-- To be done --
Extract each line of the records below that contains the word "Westland".

━━━━━━━━

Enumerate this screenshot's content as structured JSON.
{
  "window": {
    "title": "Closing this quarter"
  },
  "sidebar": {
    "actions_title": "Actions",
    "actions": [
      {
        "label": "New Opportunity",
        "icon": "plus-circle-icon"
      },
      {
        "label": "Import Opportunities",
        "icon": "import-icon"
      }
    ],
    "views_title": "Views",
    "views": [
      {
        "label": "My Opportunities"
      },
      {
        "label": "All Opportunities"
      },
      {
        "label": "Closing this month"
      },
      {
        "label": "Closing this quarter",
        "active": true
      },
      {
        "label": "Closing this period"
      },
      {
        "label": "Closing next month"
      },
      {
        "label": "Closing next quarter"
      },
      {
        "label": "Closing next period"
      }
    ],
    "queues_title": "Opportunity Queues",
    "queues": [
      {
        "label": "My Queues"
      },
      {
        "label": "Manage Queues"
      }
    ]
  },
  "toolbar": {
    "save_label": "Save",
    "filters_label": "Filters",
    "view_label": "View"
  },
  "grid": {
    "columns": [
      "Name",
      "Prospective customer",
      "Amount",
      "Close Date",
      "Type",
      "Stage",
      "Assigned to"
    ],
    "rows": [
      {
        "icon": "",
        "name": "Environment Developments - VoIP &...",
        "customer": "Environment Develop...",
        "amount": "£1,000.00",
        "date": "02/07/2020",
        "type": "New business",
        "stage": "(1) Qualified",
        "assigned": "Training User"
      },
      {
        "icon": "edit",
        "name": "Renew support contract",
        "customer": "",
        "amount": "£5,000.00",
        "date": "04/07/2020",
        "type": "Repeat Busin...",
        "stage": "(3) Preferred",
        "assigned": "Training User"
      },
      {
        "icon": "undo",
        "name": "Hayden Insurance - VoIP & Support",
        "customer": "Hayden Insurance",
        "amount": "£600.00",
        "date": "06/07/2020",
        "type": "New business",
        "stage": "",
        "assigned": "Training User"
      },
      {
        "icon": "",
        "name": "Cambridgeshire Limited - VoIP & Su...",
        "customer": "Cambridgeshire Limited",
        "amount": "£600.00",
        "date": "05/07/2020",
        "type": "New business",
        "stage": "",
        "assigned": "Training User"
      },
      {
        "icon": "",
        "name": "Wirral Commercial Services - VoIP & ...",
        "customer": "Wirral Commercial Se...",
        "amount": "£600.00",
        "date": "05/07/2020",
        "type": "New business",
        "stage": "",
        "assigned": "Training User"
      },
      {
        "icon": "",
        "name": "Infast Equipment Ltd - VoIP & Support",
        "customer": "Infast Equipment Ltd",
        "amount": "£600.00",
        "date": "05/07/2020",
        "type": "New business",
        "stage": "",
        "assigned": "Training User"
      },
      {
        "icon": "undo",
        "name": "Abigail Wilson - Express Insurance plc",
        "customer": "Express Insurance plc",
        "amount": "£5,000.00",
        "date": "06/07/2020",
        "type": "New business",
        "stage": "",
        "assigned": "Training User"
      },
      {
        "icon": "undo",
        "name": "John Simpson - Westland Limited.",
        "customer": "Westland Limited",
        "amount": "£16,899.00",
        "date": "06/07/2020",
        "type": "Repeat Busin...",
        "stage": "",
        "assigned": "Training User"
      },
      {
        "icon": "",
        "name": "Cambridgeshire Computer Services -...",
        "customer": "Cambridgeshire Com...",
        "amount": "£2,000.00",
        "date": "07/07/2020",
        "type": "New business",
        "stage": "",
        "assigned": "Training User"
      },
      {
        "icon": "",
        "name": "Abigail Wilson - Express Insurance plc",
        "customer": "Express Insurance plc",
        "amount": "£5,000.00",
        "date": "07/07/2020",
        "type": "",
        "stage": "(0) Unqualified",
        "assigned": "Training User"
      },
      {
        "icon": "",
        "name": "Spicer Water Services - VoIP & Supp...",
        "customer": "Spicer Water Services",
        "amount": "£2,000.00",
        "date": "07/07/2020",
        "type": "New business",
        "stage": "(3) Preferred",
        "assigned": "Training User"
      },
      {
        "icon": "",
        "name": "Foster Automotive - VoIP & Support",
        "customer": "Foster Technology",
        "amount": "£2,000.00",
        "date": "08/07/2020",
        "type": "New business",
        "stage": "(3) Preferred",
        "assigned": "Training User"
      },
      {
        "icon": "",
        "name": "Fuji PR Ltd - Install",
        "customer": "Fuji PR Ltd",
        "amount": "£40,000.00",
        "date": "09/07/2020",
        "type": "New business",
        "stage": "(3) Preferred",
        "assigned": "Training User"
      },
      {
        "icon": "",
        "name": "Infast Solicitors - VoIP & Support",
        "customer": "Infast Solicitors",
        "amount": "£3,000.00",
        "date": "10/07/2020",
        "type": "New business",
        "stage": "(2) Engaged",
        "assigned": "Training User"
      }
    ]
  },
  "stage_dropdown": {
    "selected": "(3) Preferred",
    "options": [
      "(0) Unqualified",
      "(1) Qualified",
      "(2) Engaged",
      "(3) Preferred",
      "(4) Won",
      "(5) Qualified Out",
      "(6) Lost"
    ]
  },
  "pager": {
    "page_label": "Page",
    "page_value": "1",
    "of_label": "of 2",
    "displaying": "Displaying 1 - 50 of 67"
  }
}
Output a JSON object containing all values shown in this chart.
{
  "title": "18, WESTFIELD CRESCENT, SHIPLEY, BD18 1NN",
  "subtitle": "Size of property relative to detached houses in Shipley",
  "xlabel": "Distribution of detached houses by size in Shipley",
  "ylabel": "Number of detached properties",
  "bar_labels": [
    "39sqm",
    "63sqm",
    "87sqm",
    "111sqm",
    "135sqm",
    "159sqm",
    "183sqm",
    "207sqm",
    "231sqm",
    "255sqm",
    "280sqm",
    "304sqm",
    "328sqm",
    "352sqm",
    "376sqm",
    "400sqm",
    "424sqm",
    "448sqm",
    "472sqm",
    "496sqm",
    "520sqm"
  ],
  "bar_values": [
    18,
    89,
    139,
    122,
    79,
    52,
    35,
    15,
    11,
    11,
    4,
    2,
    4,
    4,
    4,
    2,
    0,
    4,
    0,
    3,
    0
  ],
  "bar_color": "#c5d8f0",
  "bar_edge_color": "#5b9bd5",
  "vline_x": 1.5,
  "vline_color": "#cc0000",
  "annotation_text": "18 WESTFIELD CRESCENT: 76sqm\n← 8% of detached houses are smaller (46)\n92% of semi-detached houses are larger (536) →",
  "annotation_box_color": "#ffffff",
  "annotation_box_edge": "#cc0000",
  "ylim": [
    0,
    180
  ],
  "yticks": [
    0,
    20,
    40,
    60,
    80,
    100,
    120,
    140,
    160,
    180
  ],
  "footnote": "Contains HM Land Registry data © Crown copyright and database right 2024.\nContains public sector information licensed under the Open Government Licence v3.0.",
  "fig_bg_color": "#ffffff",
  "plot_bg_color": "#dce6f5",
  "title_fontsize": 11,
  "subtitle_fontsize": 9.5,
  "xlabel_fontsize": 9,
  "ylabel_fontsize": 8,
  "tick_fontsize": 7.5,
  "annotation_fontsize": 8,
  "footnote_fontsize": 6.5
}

━━━━━━━━

-- Solution for this problem --
        "name": "John Simpson - Westland Limited.",
        "customer": "Westland Limited",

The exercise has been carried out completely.